▸ **LISTING**
◆ ◆ ◆ ◆

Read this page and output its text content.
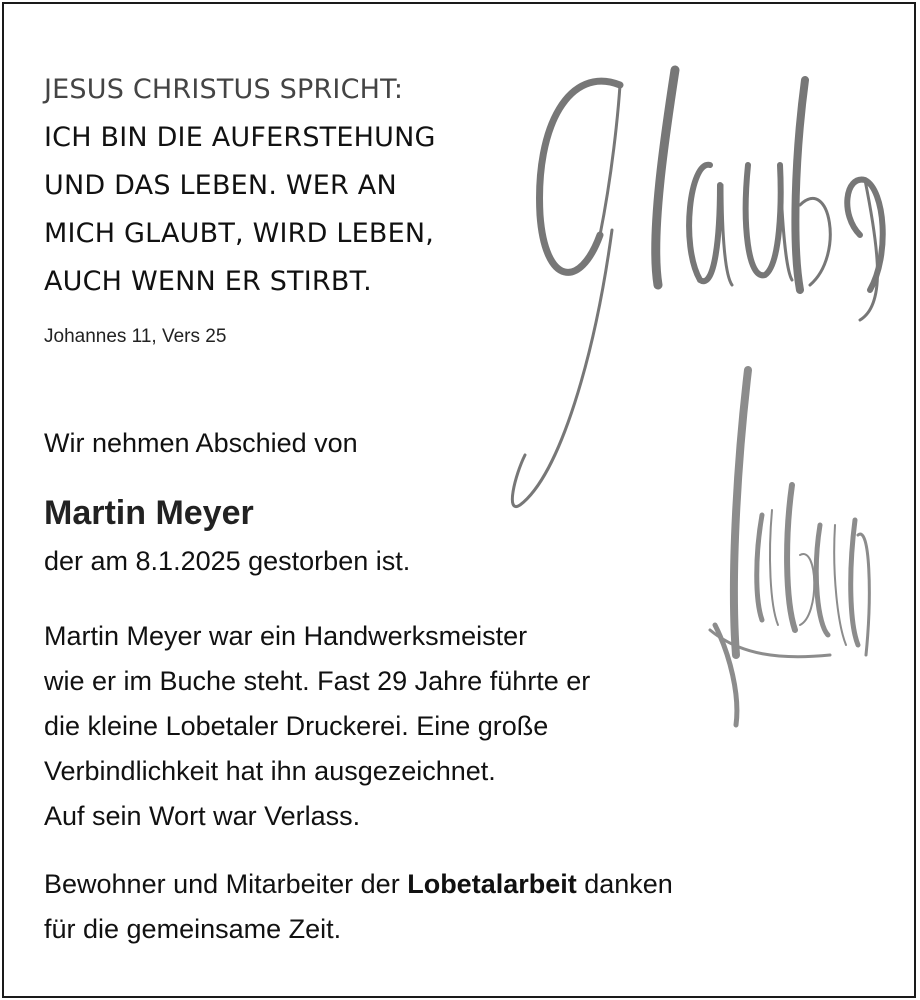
JESUS CHRISTUS SPRICHT:
ICH BIN DIE AUFERSTEHUNG
UND DAS LEBEN. WER AN
MICH GLAUBT, WIRD LEBEN,
AUCH WENN ER STIRBT.

Johannes 11, Vers 25

Wir nehmen Abschied von

Martin Meyer

der am 8.1.2025 gestorben ist.

Martin Meyer war ein Handwerksmeister
wie er im Buche steht. Fast 29 Jahre führte er
die kleine Lobetaler Druckerei. Eine große
Verbindlichkeit hat ihn ausgezeichnet.
Auf sein Wort war Verlass.
Bewohner und Mitarbeiter der Lobetalarbeit danken
für die gemeinsame Zeit.
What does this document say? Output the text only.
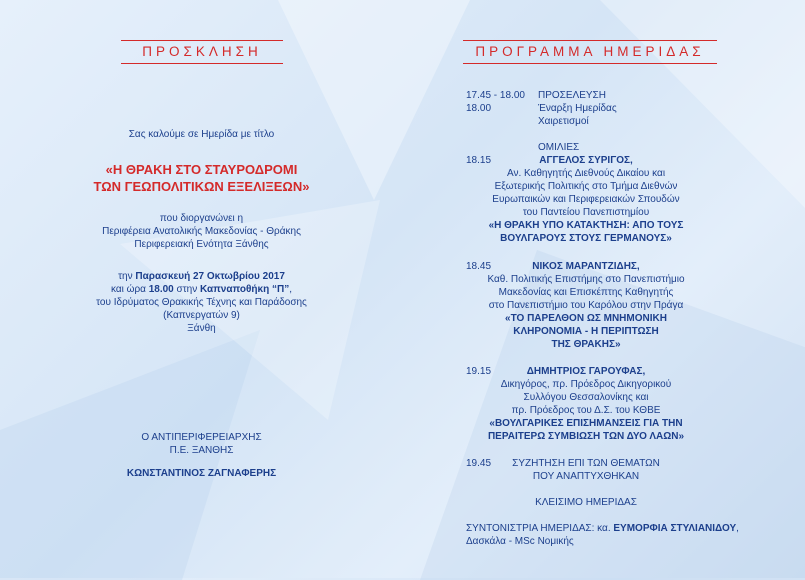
ΠΡΟΣΚΛΗΣΗ
Σας καλούμε σε Ημερίδα με τίτλο
«Η ΘΡΑΚΗ ΣΤΟ ΣΤΑΥΡΟΔΡΟΜΙ
ΤΩΝ ΓΕΩΠΟΛΙΤΙΚΩΝ ΕΞΕΛΙΞΕΩΝ»
που διοργανώνει η
Περιφέρεια Ανατολικής Μακεδονίας - Θράκης
Περιφερειακή Ενότητα Ξάνθης
την Παρασκευή 27 Οκτωβρίου 2017
και ώρα 18.00 στην Καπναποθήκη “Π”,
του Ιδρύματος Θρακικής Τέχνης και Παράδοσης
(Καπνεργατών 9)
Ξάνθη
Ο ΑΝΤΙΠΕΡΙΦΕΡΕΙΑΡΧΗΣ
Π.Ε. ΞΑΝΘΗΣ
ΚΩΝΣΤΑΝΤΙΝΟΣ ΖΑΓΝΑΦΕΡΗΣ
ΠΡΟΓΡΑΜΜΑ ΗΜΕΡΙΔΑΣ
17.45 - 18.00 ΠΡΟΣΕΛΕΥΣΗ
18.00	Έναρξη Ημερίδας
Χαιρετισμοί
ΟΜΙΛΙΕΣ
18.15	ΑΓΓΕΛΟΣ ΣΥΡΙΓΟΣ,
Αν. Καθηγητής Διεθνούς Δικαίου και
Εξωτερικής Πολιτικής στο Τμήμα Διεθνών
Ευρωπαικών και Περιφερειακών Σπουδών
του Παντείου Πανεπιστημίου
«Η ΘΡΑΚΗ ΥΠΟ ΚΑΤΑΚΤΗΣΗ: ΑΠΟ ΤΟΥΣ
ΒΟΥΛΓΑΡΟΥΣ ΣΤΟΥΣ ΓΕΡΜΑΝΟΥΣ»
18.45	ΝΙΚΟΣ ΜΑΡΑΝΤΖΙΔΗΣ,
Καθ. Πολιτικής Επιστήμης στο Πανεπιστήμιο
Μακεδονίας και Επισκέπτης Καθηγητής
στο Πανεπιστήμιο του Καρόλου στην Πράγα
«ΤΟ ΠΑΡΕΛΘΟΝ ΩΣ ΜΝΗΜΟΝΙΚΗ
ΚΛΗΡΟΝΟΜΙΑ - Η ΠΕΡΙΠΤΩΣΗ
ΤΗΣ ΘΡΑΚΗΣ»
19.15	ΔΗΜΗΤΡΙΟΣ ΓΑΡΟΥΦΑΣ,
Δικηγόρος, πρ. Πρόεδρος Δικηγορικού
Συλλόγου Θεσσαλονίκης και
πρ. Πρόεδρος του Δ.Σ. του ΚΘΒΕ
«ΒΟΥΛΓΑΡΙΚΕΣ ΕΠΙΣΗΜΑΝΣΕΙΣ ΓΙΑ ΤΗΝ
ΠΕΡΑΙΤΕΡΩ ΣΥΜΒΙΩΣΗ ΤΩΝ ΔΥΟ ΛΑΩΝ»
19.45	ΣΥΖΗΤΗΣΗ ΕΠΙ ΤΩΝ ΘΕΜΑΤΩΝ
ΠΟΥ ΑΝΑΠΤΥΧΘΗΚΑΝ
ΚΛΕΙΣΙΜΟ ΗΜΕΡΙΔΑΣ
ΣΥΝΤΟΝΙΣΤΡΙΑ ΗΜΕΡΙΔΑΣ: κα. ΕΥΜΟΡΦΙΑ ΣΤΥΛΙΑΝΙΔΟΥ,
Δασκάλα - MSc Νομικής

◆ ◆ ◆ ◆

▸ **WHAT YOU WILL DO**
Images in the records should not be copied. Repeat all the rest exactly.

▸ **FULL SOLUTION**
Read this page and output its text content.
JESUS CHRISTUS SPRICHT:
ICH BIN DIE AUFERSTEHUNG
UND DAS LEBEN. WER AN
MICH GLAUBT, WIRD LEBEN,
AUCH WENN ER STIRBT.

Johannes 11, Vers 25

Wir nehmen Abschied von

Martin Meyer

der am 8.1.2025 gestorben ist.

Martin Meyer war ein Handwerksmeister
wie er im Buche steht. Fast 29 Jahre führte er
die kleine Lobetaler Druckerei. Eine große
Verbindlichkeit hat ihn ausgezeichnet.
Auf sein Wort war Verlass.
Bewohner und Mitarbeiter der Lobetalarbeit danken
für die gemeinsame Zeit.
What does this document say? Output the text only.
ΠΡΟΣΚΛΗΣΗ
Σας καλούμε σε Ημερίδα με τίτλο
«Η ΘΡΑΚΗ ΣΤΟ ΣΤΑΥΡΟΔΡΟΜΙ
ΤΩΝ ΓΕΩΠΟΛΙΤΙΚΩΝ ΕΞΕΛΙΞΕΩΝ»
που διοργανώνει η
Περιφέρεια Ανατολικής Μακεδονίας - Θράκης
Περιφερειακή Ενότητα Ξάνθης
την Παρασκευή 27 Οκτωβρίου 2017
και ώρα 18.00 στην Καπναποθήκη “Π”,
του Ιδρύματος Θρακικής Τέχνης και Παράδοσης
(Καπνεργατών 9)
Ξάνθη
Ο ΑΝΤΙΠΕΡΙΦΕΡΕΙΑΡΧΗΣ
Π.Ε. ΞΑΝΘΗΣ
ΚΩΝΣΤΑΝΤΙΝΟΣ ΖΑΓΝΑΦΕΡΗΣ
ΠΡΟΓΡΑΜΜΑ ΗΜΕΡΙΔΑΣ
17.45 - 18.00 ΠΡΟΣΕΛΕΥΣΗ
18.00	Έναρξη Ημερίδας
Χαιρετισμοί
ΟΜΙΛΙΕΣ
18.15	ΑΓΓΕΛΟΣ ΣΥΡΙΓΟΣ,
Αν. Καθηγητής Διεθνούς Δικαίου και
Εξωτερικής Πολιτικής στο Τμήμα Διεθνών
Ευρωπαικών και Περιφερειακών Σπουδών
του Παντείου Πανεπιστημίου
«Η ΘΡΑΚΗ ΥΠΟ ΚΑΤΑΚΤΗΣΗ: ΑΠΟ ΤΟΥΣ
ΒΟΥΛΓΑΡΟΥΣ ΣΤΟΥΣ ΓΕΡΜΑΝΟΥΣ»
18.45	ΝΙΚΟΣ ΜΑΡΑΝΤΖΙΔΗΣ,
Καθ. Πολιτικής Επιστήμης στο Πανεπιστήμιο
Μακεδονίας και Επισκέπτης Καθηγητής
στο Πανεπιστήμιο του Καρόλου στην Πράγα
«ΤΟ ΠΑΡΕΛΘΟΝ ΩΣ ΜΝΗΜΟΝΙΚΗ
ΚΛΗΡΟΝΟΜΙΑ - Η ΠΕΡΙΠΤΩΣΗ
ΤΗΣ ΘΡΑΚΗΣ»
19.15	ΔΗΜΗΤΡΙΟΣ ΓΑΡΟΥΦΑΣ,
Δικηγόρος, πρ. Πρόεδρος Δικηγορικού
Συλλόγου Θεσσαλονίκης και
πρ. Πρόεδρος του Δ.Σ. του ΚΘΒΕ
«ΒΟΥΛΓΑΡΙΚΕΣ ΕΠΙΣΗΜΑΝΣΕΙΣ ΓΙΑ ΤΗΝ
ΠΕΡΑΙΤΕΡΩ ΣΥΜΒΙΩΣΗ ΤΩΝ ΔΥΟ ΛΑΩΝ»
19.45	ΣΥΖΗΤΗΣΗ ΕΠΙ ΤΩΝ ΘΕΜΑΤΩΝ
ΠΟΥ ΑΝΑΠΤΥΧΘΗΚΑΝ
ΚΛΕΙΣΙΜΟ ΗΜΕΡΙΔΑΣ
ΣΥΝΤΟΝΙΣΤΡΙΑ ΗΜΕΡΙΔΑΣ: κα. ΕΥΜΟΡΦΙΑ ΣΤΥΛΙΑΝΙΔΟΥ,
Δασκάλα - MSc Νομικής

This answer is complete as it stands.